EXERCISE OBJECTIVE → Consider the records below. How many of their lines include the word "username"? State the number and nothing else.

Stored data:
----------

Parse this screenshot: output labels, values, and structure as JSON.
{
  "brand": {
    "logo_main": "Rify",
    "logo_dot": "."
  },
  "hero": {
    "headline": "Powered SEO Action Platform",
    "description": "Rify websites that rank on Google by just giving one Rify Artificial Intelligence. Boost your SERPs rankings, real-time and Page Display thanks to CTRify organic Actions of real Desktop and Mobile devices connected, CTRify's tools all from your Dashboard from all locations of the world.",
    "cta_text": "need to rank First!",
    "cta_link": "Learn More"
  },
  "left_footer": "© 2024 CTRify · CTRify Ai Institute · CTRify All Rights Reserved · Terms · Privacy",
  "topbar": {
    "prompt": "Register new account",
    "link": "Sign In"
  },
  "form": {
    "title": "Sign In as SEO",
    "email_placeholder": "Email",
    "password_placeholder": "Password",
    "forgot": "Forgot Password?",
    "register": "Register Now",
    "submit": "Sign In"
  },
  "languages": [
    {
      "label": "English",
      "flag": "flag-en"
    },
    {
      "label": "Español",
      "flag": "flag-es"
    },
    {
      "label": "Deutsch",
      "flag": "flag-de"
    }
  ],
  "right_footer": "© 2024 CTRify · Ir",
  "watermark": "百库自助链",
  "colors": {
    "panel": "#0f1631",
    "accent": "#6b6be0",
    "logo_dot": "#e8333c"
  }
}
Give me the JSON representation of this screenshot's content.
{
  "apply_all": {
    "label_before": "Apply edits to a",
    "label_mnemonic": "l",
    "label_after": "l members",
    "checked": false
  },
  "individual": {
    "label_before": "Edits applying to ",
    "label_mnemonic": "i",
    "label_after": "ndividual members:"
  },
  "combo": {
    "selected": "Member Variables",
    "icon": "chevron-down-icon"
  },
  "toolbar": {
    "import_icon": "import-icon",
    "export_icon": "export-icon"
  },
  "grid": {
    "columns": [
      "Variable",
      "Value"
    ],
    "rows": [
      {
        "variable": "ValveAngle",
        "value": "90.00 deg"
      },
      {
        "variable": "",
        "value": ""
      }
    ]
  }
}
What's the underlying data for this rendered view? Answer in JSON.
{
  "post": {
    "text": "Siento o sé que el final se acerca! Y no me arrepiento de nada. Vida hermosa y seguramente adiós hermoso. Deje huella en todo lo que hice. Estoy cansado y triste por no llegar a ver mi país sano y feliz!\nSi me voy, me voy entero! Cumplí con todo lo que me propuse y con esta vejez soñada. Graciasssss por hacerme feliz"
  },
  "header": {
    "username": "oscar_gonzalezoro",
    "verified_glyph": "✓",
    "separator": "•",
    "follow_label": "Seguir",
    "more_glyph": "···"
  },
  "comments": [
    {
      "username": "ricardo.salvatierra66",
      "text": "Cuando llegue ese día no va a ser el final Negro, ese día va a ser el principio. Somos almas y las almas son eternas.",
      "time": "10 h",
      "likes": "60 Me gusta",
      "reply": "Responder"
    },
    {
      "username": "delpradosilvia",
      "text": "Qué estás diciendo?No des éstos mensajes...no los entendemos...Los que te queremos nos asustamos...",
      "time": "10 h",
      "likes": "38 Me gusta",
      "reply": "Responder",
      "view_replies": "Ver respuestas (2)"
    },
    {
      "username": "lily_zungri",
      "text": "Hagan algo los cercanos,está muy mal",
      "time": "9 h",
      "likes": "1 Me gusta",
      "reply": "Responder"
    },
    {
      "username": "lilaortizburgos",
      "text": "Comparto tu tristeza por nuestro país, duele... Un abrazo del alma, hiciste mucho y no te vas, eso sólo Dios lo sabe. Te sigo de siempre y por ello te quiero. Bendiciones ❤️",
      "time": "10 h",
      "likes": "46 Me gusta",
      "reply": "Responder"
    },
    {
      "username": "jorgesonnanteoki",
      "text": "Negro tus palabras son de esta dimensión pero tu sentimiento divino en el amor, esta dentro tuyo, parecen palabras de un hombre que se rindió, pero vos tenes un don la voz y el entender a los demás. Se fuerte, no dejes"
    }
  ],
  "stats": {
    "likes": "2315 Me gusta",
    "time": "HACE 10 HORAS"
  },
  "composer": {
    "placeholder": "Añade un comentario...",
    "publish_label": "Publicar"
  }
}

----------

RESPONSE → 6